======== EXERCISE MATERIALS

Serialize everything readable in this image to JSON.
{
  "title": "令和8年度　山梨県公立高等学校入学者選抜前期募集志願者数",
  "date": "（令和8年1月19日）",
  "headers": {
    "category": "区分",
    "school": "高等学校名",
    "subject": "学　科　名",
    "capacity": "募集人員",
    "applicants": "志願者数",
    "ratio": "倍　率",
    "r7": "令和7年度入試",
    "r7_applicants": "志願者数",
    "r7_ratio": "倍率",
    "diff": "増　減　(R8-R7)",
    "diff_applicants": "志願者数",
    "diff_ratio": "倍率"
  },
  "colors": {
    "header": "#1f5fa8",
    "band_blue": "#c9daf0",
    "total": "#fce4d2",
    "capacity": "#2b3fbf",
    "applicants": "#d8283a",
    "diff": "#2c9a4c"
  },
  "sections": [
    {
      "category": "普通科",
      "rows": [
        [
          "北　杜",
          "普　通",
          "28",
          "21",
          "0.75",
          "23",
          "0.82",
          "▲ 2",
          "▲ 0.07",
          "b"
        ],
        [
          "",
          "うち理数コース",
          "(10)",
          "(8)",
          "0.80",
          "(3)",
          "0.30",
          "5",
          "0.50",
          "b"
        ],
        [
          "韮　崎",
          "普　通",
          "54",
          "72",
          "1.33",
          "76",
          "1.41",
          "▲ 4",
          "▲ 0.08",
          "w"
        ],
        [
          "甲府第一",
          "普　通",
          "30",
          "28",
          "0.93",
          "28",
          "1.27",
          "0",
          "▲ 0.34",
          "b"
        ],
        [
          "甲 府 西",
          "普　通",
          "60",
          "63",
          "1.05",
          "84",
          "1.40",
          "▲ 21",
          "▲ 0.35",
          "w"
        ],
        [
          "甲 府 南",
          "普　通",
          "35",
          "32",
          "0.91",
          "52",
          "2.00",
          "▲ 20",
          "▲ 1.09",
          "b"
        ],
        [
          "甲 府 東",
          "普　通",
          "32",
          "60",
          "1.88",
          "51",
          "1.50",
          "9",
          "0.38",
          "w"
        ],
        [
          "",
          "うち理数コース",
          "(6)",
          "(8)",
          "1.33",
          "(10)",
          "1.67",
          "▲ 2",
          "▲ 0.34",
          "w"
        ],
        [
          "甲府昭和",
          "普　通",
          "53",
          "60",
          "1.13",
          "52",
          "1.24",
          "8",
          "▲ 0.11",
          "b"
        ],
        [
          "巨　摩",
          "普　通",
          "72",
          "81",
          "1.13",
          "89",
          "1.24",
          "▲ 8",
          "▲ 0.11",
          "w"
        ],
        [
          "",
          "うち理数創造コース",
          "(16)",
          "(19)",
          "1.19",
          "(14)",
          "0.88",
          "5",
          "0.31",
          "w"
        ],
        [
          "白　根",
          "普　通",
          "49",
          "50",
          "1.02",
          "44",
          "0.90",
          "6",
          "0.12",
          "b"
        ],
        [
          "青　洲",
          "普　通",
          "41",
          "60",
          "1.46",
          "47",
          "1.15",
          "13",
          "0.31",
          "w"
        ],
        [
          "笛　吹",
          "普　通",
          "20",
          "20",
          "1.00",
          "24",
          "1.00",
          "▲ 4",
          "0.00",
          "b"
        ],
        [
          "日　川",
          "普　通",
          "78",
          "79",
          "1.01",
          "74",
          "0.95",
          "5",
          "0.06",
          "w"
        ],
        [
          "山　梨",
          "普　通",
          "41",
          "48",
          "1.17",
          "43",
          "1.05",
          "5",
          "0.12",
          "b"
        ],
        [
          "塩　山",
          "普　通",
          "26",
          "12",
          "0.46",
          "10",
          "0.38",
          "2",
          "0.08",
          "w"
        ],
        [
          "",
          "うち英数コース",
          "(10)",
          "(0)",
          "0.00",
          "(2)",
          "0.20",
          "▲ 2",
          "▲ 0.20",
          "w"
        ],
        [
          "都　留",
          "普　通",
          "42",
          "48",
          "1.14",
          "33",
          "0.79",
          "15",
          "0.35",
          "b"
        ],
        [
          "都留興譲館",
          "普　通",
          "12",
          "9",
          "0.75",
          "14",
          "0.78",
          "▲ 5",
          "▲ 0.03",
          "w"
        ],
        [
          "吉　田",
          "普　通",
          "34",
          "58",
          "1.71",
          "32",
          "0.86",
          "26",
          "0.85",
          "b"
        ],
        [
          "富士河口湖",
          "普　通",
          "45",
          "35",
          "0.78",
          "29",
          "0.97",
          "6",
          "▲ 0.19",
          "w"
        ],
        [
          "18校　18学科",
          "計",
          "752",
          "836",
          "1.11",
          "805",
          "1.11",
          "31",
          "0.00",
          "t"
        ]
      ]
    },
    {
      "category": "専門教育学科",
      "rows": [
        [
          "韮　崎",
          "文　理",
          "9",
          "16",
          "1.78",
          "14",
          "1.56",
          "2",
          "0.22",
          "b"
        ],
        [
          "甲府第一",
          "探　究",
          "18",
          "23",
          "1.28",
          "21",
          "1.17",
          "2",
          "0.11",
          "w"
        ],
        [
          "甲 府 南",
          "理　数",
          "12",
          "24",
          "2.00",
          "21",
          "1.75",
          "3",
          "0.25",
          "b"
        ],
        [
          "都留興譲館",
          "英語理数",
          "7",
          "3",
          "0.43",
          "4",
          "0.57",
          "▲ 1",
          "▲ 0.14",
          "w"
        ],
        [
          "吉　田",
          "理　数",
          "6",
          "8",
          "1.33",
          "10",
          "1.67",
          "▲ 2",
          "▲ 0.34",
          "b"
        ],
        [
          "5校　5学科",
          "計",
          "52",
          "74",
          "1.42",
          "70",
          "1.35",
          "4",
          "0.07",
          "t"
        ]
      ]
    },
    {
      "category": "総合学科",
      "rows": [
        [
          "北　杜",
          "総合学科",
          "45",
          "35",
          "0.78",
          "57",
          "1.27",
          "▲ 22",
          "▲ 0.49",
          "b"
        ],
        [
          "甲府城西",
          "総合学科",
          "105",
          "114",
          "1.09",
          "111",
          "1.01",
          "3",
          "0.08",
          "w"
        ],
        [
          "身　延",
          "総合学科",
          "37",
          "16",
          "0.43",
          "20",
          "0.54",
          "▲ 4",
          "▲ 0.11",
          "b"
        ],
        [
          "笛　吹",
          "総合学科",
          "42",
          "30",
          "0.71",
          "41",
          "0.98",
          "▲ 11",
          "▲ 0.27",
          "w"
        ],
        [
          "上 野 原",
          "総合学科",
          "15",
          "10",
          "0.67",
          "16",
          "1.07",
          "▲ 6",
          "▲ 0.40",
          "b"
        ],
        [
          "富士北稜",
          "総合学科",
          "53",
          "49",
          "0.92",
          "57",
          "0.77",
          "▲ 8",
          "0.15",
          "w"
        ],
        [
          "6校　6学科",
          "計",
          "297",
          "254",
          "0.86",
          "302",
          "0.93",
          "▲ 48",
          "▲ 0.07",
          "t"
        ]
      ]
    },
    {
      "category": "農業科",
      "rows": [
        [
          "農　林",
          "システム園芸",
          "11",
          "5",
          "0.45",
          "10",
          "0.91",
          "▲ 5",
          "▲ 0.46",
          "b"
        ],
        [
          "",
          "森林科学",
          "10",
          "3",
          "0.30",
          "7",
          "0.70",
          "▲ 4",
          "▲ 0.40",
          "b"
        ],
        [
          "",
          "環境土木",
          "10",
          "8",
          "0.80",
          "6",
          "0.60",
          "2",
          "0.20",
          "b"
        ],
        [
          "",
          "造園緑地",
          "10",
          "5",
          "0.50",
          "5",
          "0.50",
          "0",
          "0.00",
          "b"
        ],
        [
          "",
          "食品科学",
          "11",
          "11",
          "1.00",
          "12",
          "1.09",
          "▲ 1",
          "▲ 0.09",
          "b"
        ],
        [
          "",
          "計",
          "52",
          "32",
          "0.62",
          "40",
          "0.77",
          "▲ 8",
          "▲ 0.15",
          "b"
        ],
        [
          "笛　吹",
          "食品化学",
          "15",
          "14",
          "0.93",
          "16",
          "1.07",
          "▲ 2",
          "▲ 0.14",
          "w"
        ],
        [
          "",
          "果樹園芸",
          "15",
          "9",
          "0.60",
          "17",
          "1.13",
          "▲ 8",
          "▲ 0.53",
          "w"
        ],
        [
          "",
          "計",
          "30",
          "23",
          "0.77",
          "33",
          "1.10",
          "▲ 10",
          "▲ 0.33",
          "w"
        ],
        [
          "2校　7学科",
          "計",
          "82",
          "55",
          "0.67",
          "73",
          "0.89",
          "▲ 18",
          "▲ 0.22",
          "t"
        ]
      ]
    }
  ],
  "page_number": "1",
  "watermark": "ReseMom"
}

================

> WHAT YOU NEED TO DO:
Copy every line of the material in which the word "category" occurs.

> RESULT OF THIS EXERCISE:
    "category": "区分",
      "category": "普通科",
      "category": "専門教育学科",
      "category": "総合学科",
      "category": "農業科",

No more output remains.